> DATA FOR THIS TASK:
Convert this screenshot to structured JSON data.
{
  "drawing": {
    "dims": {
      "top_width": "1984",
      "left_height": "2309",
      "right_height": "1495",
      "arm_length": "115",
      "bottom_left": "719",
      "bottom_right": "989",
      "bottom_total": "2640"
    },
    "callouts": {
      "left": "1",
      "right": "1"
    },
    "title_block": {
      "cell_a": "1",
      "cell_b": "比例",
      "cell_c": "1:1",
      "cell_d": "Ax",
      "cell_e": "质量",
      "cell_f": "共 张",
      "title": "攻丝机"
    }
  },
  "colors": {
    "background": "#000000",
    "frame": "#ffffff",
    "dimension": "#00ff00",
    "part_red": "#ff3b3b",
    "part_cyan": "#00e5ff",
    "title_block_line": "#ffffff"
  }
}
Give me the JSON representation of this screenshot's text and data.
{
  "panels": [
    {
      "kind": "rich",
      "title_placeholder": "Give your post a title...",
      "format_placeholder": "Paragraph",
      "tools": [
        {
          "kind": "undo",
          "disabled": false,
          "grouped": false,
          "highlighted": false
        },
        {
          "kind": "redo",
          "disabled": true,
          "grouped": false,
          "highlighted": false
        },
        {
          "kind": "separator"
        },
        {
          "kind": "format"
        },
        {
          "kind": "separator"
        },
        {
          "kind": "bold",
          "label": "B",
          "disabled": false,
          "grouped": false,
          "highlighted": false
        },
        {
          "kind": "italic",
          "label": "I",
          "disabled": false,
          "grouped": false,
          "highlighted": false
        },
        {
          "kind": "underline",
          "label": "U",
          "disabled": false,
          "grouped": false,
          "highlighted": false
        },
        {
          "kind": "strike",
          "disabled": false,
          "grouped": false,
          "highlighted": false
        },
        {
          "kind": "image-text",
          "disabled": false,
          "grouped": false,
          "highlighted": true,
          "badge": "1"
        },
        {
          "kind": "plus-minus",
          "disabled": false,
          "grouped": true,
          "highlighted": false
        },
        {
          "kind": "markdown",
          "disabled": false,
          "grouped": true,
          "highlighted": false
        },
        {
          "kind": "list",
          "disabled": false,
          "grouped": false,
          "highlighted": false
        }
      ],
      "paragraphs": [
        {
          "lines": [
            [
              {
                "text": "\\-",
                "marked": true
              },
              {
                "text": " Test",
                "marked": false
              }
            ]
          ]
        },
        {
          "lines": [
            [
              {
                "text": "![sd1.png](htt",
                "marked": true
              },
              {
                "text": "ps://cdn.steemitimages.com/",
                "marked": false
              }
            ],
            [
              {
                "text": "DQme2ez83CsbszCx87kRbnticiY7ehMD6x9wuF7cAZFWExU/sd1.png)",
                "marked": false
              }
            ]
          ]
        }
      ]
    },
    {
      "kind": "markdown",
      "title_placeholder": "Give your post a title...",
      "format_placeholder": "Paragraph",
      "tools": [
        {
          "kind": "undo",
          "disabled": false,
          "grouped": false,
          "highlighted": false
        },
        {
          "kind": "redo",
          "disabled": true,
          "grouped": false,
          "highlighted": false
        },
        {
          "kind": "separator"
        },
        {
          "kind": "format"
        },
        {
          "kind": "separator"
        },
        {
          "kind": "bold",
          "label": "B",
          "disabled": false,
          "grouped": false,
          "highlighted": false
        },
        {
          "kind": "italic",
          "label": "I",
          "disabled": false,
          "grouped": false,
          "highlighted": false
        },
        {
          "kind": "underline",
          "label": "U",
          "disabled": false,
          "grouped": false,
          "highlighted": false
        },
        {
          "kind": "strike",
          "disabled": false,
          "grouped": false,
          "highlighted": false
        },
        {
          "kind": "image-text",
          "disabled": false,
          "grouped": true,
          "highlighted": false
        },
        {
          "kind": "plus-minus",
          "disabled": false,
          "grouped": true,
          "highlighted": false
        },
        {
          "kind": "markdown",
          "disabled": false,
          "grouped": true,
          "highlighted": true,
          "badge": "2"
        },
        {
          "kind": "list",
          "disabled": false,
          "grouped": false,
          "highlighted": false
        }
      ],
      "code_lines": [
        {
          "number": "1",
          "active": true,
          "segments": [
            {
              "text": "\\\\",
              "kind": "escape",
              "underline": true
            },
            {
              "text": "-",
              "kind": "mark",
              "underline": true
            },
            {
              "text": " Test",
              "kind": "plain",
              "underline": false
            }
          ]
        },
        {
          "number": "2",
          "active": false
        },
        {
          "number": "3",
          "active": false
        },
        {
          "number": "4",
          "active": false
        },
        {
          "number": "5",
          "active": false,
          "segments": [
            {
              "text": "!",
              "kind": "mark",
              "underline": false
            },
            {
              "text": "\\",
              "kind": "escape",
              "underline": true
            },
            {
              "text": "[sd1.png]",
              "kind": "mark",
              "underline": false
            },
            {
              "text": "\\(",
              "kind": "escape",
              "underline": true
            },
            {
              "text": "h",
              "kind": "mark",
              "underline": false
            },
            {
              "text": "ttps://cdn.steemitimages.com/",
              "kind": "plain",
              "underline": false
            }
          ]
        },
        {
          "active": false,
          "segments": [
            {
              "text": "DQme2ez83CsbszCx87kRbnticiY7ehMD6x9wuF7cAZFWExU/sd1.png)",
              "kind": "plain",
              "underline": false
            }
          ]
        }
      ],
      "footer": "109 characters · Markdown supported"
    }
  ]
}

> DESCRIPTION OF THE TASK: Output the records above in their entirety, exactly.

> SOLVED EXERCISE:
Convert this screenshot to structured JSON data.
{
  "drawing": {
    "dims": {
      "top_width": "1984",
      "left_height": "2309",
      "right_height": "1495",
      "arm_length": "115",
      "bottom_left": "719",
      "bottom_right": "989",
      "bottom_total": "2640"
    },
    "callouts": {
      "left": "1",
      "right": "1"
    },
    "title_block": {
      "cell_a": "1",
      "cell_b": "比例",
      "cell_c": "1:1",
      "cell_d": "Ax",
      "cell_e": "质量",
      "cell_f": "共 张",
      "title": "攻丝机"
    }
  },
  "colors": {
    "background": "#000000",
    "frame": "#ffffff",
    "dimension": "#00ff00",
    "part_red": "#ff3b3b",
    "part_cyan": "#00e5ff",
    "title_block_line": "#ffffff"
  }
}
Give me the JSON representation of this screenshot's text and data.
{
  "panels": [
    {
      "kind": "rich",
      "title_placeholder": "Give your post a title...",
      "format_placeholder": "Paragraph",
      "tools": [
        {
          "kind": "undo",
          "disabled": false,
          "grouped": false,
          "highlighted": false
        },
        {
          "kind": "redo",
          "disabled": true,
          "grouped": false,
          "highlighted": false
        },
        {
          "kind": "separator"
        },
        {
          "kind": "format"
        },
        {
          "kind": "separator"
        },
        {
          "kind": "bold",
          "label": "B",
          "disabled": false,
          "grouped": false,
          "highlighted": false
        },
        {
          "kind": "italic",
          "label": "I",
          "disabled": false,
          "grouped": false,
          "highlighted": false
        },
        {
          "kind": "underline",
          "label": "U",
          "disabled": false,
          "grouped": false,
          "highlighted": false
        },
        {
          "kind": "strike",
          "disabled": false,
          "grouped": false,
          "highlighted": false
        },
        {
          "kind": "image-text",
          "disabled": false,
          "grouped": false,
          "highlighted": true,
          "badge": "1"
        },
        {
          "kind": "plus-minus",
          "disabled": false,
          "grouped": true,
          "highlighted": false
        },
        {
          "kind": "markdown",
          "disabled": false,
          "grouped": true,
          "highlighted": false
        },
        {
          "kind": "list",
          "disabled": false,
          "grouped": false,
          "highlighted": false
        }
      ],
      "paragraphs": [
        {
          "lines": [
            [
              {
                "text": "\\-",
                "marked": true
              },
              {
                "text": " Test",
                "marked": false
              }
            ]
          ]
        },
        {
          "lines": [
            [
              {
                "text": "![sd1.png](htt",
                "marked": true
              },
              {
                "text": "ps://cdn.steemitimages.com/",
                "marked": false
              }
            ],
            [
              {
                "text": "DQme2ez83CsbszCx87kRbnticiY7ehMD6x9wuF7cAZFWExU/sd1.png)",
                "marked": false
              }
            ]
          ]
        }
      ]
    },
    {
      "kind": "markdown",
      "title_placeholder": "Give your post a title...",
      "format_placeholder": "Paragraph",
      "tools": [
        {
          "kind": "undo",
          "disabled": false,
          "grouped": false,
          "highlighted": false
        },
        {
          "kind": "redo",
          "disabled": true,
          "grouped": false,
          "highlighted": false
        },
        {
          "kind": "separator"
        },
        {
          "kind": "format"
        },
        {
          "kind": "separator"
        },
        {
          "kind": "bold",
          "label": "B",
          "disabled": false,
          "grouped": false,
          "highlighted": false
        },
        {
          "kind": "italic",
          "label": "I",
          "disabled": false,
          "grouped": false,
          "highlighted": false
        },
        {
          "kind": "underline",
          "label": "U",
          "disabled": false,
          "grouped": false,
          "highlighted": false
        },
        {
          "kind": "strike",
          "disabled": false,
          "grouped": false,
          "highlighted": false
        },
        {
          "kind": "image-text",
          "disabled": false,
          "grouped": true,
          "highlighted": false
        },
        {
          "kind": "plus-minus",
          "disabled": false,
          "grouped": true,
          "highlighted": false
        },
        {
          "kind": "markdown",
          "disabled": false,
          "grouped": true,
          "highlighted": true,
          "badge": "2"
        },
        {
          "kind": "list",
          "disabled": false,
          "grouped": false,
          "highlighted": false
        }
      ],
      "code_lines": [
        {
          "number": "1",
          "active": true,
          "segments": [
            {
              "text": "\\\\",
              "kind": "escape",
              "underline": true
            },
            {
              "text": "-",
              "kind": "mark",
              "underline": true
            },
            {
              "text": " Test",
              "kind": "plain",
              "underline": false
            }
          ]
        },
        {
          "number": "2",
          "active": false
        },
        {
          "number": "3",
          "active": false
        },
        {
          "number": "4",
          "active": false
        },
        {
          "number": "5",
          "active": false,
          "segments": [
            {
              "text": "!",
              "kind": "mark",
              "underline": false
            },
            {
              "text": "\\",
              "kind": "escape",
              "underline": true
            },
            {
              "text": "[sd1.png]",
              "kind": "mark",
              "underline": false
            },
            {
              "text": "\\(",
              "kind": "escape",
              "underline": true
            },
            {
              "text": "h",
              "kind": "mark",
              "underline": false
            },
            {
              "text": "ttps://cdn.steemitimages.com/",
              "kind": "plain",
              "underline": false
            }
          ]
        },
        {
          "active": false,
          "segments": [
            {
              "text": "DQme2ez83CsbszCx87kRbnticiY7ehMD6x9wuF7cAZFWExU/sd1.png)",
              "kind": "plain",
              "underline": false
            }
          ]
        }
      ],
      "footer": "109 characters · Markdown supported"
    }
  ]
}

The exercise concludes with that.